> _Short problem_: Exactly as written, print each record in the listing.

> _Excerpted records_:
--
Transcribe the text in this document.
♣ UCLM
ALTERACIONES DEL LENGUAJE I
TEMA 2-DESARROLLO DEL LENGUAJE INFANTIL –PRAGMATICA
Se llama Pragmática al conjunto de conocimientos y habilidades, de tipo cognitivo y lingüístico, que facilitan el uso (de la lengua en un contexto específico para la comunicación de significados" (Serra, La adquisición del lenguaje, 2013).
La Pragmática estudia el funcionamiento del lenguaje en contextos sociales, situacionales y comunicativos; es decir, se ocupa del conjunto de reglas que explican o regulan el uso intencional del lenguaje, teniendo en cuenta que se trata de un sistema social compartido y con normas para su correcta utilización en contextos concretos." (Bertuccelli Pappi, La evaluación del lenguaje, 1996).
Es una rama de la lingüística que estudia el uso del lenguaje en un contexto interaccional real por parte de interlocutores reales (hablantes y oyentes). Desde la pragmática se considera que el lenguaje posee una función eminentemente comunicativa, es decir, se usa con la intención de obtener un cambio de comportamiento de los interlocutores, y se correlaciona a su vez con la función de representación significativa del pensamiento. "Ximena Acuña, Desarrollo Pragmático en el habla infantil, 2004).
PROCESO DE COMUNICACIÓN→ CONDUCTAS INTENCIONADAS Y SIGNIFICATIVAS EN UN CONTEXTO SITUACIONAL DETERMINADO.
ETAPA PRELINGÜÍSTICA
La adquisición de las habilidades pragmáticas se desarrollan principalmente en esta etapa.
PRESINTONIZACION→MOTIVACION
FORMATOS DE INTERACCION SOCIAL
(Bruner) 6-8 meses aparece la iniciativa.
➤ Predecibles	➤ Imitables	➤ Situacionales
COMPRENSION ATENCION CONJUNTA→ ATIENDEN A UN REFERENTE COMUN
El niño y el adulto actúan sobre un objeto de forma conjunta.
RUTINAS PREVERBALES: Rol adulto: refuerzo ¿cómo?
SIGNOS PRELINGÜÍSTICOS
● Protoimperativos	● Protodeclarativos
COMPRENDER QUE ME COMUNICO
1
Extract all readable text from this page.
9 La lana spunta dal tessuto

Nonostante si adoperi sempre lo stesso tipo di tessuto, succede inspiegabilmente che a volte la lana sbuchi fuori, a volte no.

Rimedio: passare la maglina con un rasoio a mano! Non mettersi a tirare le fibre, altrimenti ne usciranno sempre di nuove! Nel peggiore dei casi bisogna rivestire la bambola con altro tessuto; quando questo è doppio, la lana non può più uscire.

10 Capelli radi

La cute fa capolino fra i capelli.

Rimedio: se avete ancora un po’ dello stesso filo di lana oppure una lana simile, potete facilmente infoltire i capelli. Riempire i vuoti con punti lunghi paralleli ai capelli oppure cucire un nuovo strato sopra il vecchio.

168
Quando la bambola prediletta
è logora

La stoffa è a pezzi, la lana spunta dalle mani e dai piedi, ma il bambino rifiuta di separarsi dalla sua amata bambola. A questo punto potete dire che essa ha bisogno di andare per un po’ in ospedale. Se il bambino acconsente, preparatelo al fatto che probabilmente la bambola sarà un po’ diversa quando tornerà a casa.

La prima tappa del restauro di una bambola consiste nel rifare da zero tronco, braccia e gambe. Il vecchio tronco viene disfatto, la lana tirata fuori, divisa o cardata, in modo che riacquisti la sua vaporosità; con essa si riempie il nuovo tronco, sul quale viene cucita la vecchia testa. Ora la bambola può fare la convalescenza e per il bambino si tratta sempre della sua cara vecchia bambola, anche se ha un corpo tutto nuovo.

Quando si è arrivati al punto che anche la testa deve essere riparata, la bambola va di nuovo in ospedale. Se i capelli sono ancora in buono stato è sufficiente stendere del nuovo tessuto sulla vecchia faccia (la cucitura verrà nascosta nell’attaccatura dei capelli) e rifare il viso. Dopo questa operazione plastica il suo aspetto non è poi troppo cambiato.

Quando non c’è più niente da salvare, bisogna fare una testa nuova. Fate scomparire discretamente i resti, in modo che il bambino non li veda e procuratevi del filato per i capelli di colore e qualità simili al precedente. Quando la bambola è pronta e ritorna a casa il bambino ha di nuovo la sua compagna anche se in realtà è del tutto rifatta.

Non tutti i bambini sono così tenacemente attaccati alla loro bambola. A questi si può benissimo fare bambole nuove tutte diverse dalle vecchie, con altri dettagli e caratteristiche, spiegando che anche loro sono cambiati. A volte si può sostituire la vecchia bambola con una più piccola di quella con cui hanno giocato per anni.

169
--
> _Finished answer_:
Transcribe the text in this document.
♣ UCLM
ALTERACIONES DEL LENGUAJE I
TEMA 2-DESARROLLO DEL LENGUAJE INFANTIL –PRAGMATICA
Se llama Pragmática al conjunto de conocimientos y habilidades, de tipo cognitivo y lingüístico, que facilitan el uso (de la lengua en un contexto específico para la comunicación de significados" (Serra, La adquisición del lenguaje, 2013).
La Pragmática estudia el funcionamiento del lenguaje en contextos sociales, situacionales y comunicativos; es decir, se ocupa del conjunto de reglas que explican o regulan el uso intencional del lenguaje, teniendo en cuenta que se trata de un sistema social compartido y con normas para su correcta utilización en contextos concretos." (Bertuccelli Pappi, La evaluación del lenguaje, 1996).
Es una rama de la lingüística que estudia el uso del lenguaje en un contexto interaccional real por parte de interlocutores reales (hablantes y oyentes). Desde la pragmática se considera que el lenguaje posee una función eminentemente comunicativa, es decir, se usa con la intención de obtener un cambio de comportamiento de los interlocutores, y se correlaciona a su vez con la función de representación significativa del pensamiento. "Ximena Acuña, Desarrollo Pragmático en el habla infantil, 2004).
PROCESO DE COMUNICACIÓN→ CONDUCTAS INTENCIONADAS Y SIGNIFICATIVAS EN UN CONTEXTO SITUACIONAL DETERMINADO.
ETAPA PRELINGÜÍSTICA
La adquisición de las habilidades pragmáticas se desarrollan principalmente en esta etapa.
PRESINTONIZACION→MOTIVACION
FORMATOS DE INTERACCION SOCIAL
(Bruner) 6-8 meses aparece la iniciativa.
➤ Predecibles	➤ Imitables	➤ Situacionales
COMPRENSION ATENCION CONJUNTA→ ATIENDEN A UN REFERENTE COMUN
El niño y el adulto actúan sobre un objeto de forma conjunta.
RUTINAS PREVERBALES: Rol adulto: refuerzo ¿cómo?
SIGNOS PRELINGÜÍSTICOS
● Protoimperativos	● Protodeclarativos
COMPRENDER QUE ME COMUNICO
1
Extract all readable text from this page.
9 La lana spunta dal tessuto

Nonostante si adoperi sempre lo stesso tipo di tessuto, succede inspiegabilmente che a volte la lana sbuchi fuori, a volte no.

Rimedio: passare la maglina con un rasoio a mano! Non mettersi a tirare le fibre, altrimenti ne usciranno sempre di nuove! Nel peggiore dei casi bisogna rivestire la bambola con altro tessuto; quando questo è doppio, la lana non può più uscire.

10 Capelli radi

La cute fa capolino fra i capelli.

Rimedio: se avete ancora un po’ dello stesso filo di lana oppure una lana simile, potete facilmente infoltire i capelli. Riempire i vuoti con punti lunghi paralleli ai capelli oppure cucire un nuovo strato sopra il vecchio.

168
Quando la bambola prediletta
è logora

La stoffa è a pezzi, la lana spunta dalle mani e dai piedi, ma il bambino rifiuta di separarsi dalla sua amata bambola. A questo punto potete dire che essa ha bisogno di andare per un po’ in ospedale. Se il bambino acconsente, preparatelo al fatto che probabilmente la bambola sarà un po’ diversa quando tornerà a casa.

La prima tappa del restauro di una bambola consiste nel rifare da zero tronco, braccia e gambe. Il vecchio tronco viene disfatto, la lana tirata fuori, divisa o cardata, in modo che riacquisti la sua vaporosità; con essa si riempie il nuovo tronco, sul quale viene cucita la vecchia testa. Ora la bambola può fare la convalescenza e per il bambino si tratta sempre della sua cara vecchia bambola, anche se ha un corpo tutto nuovo.

Quando si è arrivati al punto che anche la testa deve essere riparata, la bambola va di nuovo in ospedale. Se i capelli sono ancora in buono stato è sufficiente stendere del nuovo tessuto sulla vecchia faccia (la cucitura verrà nascosta nell’attaccatura dei capelli) e rifare il viso. Dopo questa operazione plastica il suo aspetto non è poi troppo cambiato.

Quando non c’è più niente da salvare, bisogna fare una testa nuova. Fate scomparire discretamente i resti, in modo che il bambino non li veda e procuratevi del filato per i capelli di colore e qualità simili al precedente. Quando la bambola è pronta e ritorna a casa il bambino ha di nuovo la sua compagna anche se in realtà è del tutto rifatta.

Non tutti i bambini sono così tenacemente attaccati alla loro bambola. A questi si può benissimo fare bambole nuove tutte diverse dalle vecchie, con altri dettagli e caratteristiche, spiegando che anche loro sono cambiati. A volte si può sostituire la vecchia bambola con una più piccola di quella con cui hanno giocato per anni.

169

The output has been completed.